AIM: Extract all of the data and reproduce it precisely.
● ● ● ● ● ● ●
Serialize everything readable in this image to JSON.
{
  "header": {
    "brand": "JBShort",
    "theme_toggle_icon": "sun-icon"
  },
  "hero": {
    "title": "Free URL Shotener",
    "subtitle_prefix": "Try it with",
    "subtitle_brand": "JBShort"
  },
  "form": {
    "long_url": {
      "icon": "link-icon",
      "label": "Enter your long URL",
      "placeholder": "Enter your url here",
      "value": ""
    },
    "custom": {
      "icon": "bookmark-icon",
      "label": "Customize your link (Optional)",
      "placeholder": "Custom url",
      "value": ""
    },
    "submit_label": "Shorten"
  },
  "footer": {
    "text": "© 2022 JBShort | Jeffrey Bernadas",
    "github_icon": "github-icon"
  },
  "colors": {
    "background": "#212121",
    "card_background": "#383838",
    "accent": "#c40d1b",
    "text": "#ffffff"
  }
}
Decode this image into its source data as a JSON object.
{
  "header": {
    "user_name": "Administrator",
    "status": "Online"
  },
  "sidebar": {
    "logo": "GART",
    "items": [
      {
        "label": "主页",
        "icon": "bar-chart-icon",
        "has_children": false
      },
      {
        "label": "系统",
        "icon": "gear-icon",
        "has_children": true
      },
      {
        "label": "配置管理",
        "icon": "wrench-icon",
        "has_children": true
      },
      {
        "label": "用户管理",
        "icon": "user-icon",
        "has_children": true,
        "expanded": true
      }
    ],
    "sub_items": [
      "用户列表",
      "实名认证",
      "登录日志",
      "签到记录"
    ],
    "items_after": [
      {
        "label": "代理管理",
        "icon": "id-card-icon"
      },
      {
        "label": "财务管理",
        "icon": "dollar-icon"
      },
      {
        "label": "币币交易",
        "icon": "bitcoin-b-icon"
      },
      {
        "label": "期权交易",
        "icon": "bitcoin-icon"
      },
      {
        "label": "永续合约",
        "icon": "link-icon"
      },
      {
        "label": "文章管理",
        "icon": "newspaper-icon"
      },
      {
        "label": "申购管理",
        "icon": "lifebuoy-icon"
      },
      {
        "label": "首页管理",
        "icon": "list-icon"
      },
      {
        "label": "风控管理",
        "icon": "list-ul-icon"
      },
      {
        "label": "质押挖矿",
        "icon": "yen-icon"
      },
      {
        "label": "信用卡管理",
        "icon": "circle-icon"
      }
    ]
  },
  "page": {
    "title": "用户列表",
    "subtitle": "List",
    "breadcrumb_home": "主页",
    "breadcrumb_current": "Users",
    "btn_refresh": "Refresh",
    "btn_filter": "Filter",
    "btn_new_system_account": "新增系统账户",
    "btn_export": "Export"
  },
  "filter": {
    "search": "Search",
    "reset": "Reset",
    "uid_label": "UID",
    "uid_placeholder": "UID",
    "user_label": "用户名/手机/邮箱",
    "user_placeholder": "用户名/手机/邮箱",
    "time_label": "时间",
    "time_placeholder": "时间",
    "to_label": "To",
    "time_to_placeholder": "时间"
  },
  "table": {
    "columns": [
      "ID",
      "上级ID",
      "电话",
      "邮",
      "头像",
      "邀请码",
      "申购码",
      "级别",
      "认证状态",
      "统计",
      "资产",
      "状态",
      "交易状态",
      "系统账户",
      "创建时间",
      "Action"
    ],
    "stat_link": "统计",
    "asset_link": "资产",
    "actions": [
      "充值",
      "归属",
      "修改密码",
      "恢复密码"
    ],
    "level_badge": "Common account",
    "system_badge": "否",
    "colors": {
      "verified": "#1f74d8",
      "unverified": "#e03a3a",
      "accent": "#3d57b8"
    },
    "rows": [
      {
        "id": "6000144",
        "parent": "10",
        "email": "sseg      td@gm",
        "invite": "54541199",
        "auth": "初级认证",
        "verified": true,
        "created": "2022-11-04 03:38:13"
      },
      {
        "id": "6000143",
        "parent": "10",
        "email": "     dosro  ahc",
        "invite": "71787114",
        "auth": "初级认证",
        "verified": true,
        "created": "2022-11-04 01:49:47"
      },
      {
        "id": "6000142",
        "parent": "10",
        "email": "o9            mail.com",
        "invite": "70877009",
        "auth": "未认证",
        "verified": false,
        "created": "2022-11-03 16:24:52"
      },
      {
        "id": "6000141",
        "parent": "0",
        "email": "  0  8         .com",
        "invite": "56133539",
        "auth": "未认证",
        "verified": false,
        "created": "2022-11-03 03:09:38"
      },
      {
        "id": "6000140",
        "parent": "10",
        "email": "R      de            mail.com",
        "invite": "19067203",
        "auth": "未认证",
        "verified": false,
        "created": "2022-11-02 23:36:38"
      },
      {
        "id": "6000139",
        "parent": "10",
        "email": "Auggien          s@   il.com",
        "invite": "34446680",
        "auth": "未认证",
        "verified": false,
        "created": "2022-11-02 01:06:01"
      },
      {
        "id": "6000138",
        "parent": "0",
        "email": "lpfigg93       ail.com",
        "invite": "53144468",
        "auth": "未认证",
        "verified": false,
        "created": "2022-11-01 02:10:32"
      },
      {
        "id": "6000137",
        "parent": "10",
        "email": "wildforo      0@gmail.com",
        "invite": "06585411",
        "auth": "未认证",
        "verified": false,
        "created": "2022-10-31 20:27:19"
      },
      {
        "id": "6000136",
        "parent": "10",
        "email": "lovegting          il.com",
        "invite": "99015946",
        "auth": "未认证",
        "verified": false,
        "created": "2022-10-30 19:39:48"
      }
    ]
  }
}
● ● ● ● ● ● ●
RESPONSE:
Serialize everything readable in this image to JSON.
{
  "header": {
    "brand": "JBShort",
    "theme_toggle_icon": "sun-icon"
  },
  "hero": {
    "title": "Free URL Shotener",
    "subtitle_prefix": "Try it with",
    "subtitle_brand": "JBShort"
  },
  "form": {
    "long_url": {
      "icon": "link-icon",
      "label": "Enter your long URL",
      "placeholder": "Enter your url here",
      "value": ""
    },
    "custom": {
      "icon": "bookmark-icon",
      "label": "Customize your link (Optional)",
      "placeholder": "Custom url",
      "value": ""
    },
    "submit_label": "Shorten"
  },
  "footer": {
    "text": "© 2022 JBShort | Jeffrey Bernadas",
    "github_icon": "github-icon"
  },
  "colors": {
    "background": "#212121",
    "card_background": "#383838",
    "accent": "#c40d1b",
    "text": "#ffffff"
  }
}
Decode this image into its source data as a JSON object.
{
  "header": {
    "user_name": "Administrator",
    "status": "Online"
  },
  "sidebar": {
    "logo": "GART",
    "items": [
      {
        "label": "主页",
        "icon": "bar-chart-icon",
        "has_children": false
      },
      {
        "label": "系统",
        "icon": "gear-icon",
        "has_children": true
      },
      {
        "label": "配置管理",
        "icon": "wrench-icon",
        "has_children": true
      },
      {
        "label": "用户管理",
        "icon": "user-icon",
        "has_children": true,
        "expanded": true
      }
    ],
    "sub_items": [
      "用户列表",
      "实名认证",
      "登录日志",
      "签到记录"
    ],
    "items_after": [
      {
        "label": "代理管理",
        "icon": "id-card-icon"
      },
      {
        "label": "财务管理",
        "icon": "dollar-icon"
      },
      {
        "label": "币币交易",
        "icon": "bitcoin-b-icon"
      },
      {
        "label": "期权交易",
        "icon": "bitcoin-icon"
      },
      {
        "label": "永续合约",
        "icon": "link-icon"
      },
      {
        "label": "文章管理",
        "icon": "newspaper-icon"
      },
      {
        "label": "申购管理",
        "icon": "lifebuoy-icon"
      },
      {
        "label": "首页管理",
        "icon": "list-icon"
      },
      {
        "label": "风控管理",
        "icon": "list-ul-icon"
      },
      {
        "label": "质押挖矿",
        "icon": "yen-icon"
      },
      {
        "label": "信用卡管理",
        "icon": "circle-icon"
      }
    ]
  },
  "page": {
    "title": "用户列表",
    "subtitle": "List",
    "breadcrumb_home": "主页",
    "breadcrumb_current": "Users",
    "btn_refresh": "Refresh",
    "btn_filter": "Filter",
    "btn_new_system_account": "新增系统账户",
    "btn_export": "Export"
  },
  "filter": {
    "search": "Search",
    "reset": "Reset",
    "uid_label": "UID",
    "uid_placeholder": "UID",
    "user_label": "用户名/手机/邮箱",
    "user_placeholder": "用户名/手机/邮箱",
    "time_label": "时间",
    "time_placeholder": "时间",
    "to_label": "To",
    "time_to_placeholder": "时间"
  },
  "table": {
    "columns": [
      "ID",
      "上级ID",
      "电话",
      "邮",
      "头像",
      "邀请码",
      "申购码",
      "级别",
      "认证状态",
      "统计",
      "资产",
      "状态",
      "交易状态",
      "系统账户",
      "创建时间",
      "Action"
    ],
    "stat_link": "统计",
    "asset_link": "资产",
    "actions": [
      "充值",
      "归属",
      "修改密码",
      "恢复密码"
    ],
    "level_badge": "Common account",
    "system_badge": "否",
    "colors": {
      "verified": "#1f74d8",
      "unverified": "#e03a3a",
      "accent": "#3d57b8"
    },
    "rows": [
      {
        "id": "6000144",
        "parent": "10",
        "email": "sseg      td@gm",
        "invite": "54541199",
        "auth": "初级认证",
        "verified": true,
        "created": "2022-11-04 03:38:13"
      },
      {
        "id": "6000143",
        "parent": "10",
        "email": "     dosro  ahc",
        "invite": "71787114",
        "auth": "初级认证",
        "verified": true,
        "created": "2022-11-04 01:49:47"
      },
      {
        "id": "6000142",
        "parent": "10",
        "email": "o9            mail.com",
        "invite": "70877009",
        "auth": "未认证",
        "verified": false,
        "created": "2022-11-03 16:24:52"
      },
      {
        "id": "6000141",
        "parent": "0",
        "email": "  0  8         .com",
        "invite": "56133539",
        "auth": "未认证",
        "verified": false,
        "created": "2022-11-03 03:09:38"
      },
      {
        "id": "6000140",
        "parent": "10",
        "email": "R      de            mail.com",
        "invite": "19067203",
        "auth": "未认证",
        "verified": false,
        "created": "2022-11-02 23:36:38"
      },
      {
        "id": "6000139",
        "parent": "10",
        "email": "Auggien          s@   il.com",
        "invite": "34446680",
        "auth": "未认证",
        "verified": false,
        "created": "2022-11-02 01:06:01"
      },
      {
        "id": "6000138",
        "parent": "0",
        "email": "lpfigg93       ail.com",
        "invite": "53144468",
        "auth": "未认证",
        "verified": false,
        "created": "2022-11-01 02:10:32"
      },
      {
        "id": "6000137",
        "parent": "10",
        "email": "wildforo      0@gmail.com",
        "invite": "06585411",
        "auth": "未认证",
        "verified": false,
        "created": "2022-10-31 20:27:19"
      },
      {
        "id": "6000136",
        "parent": "10",
        "email": "lovegting          il.com",
        "invite": "99015946",
        "auth": "未认证",
        "verified": false,
        "created": "2022-10-30 19:39:48"
      }
    ]
  }
}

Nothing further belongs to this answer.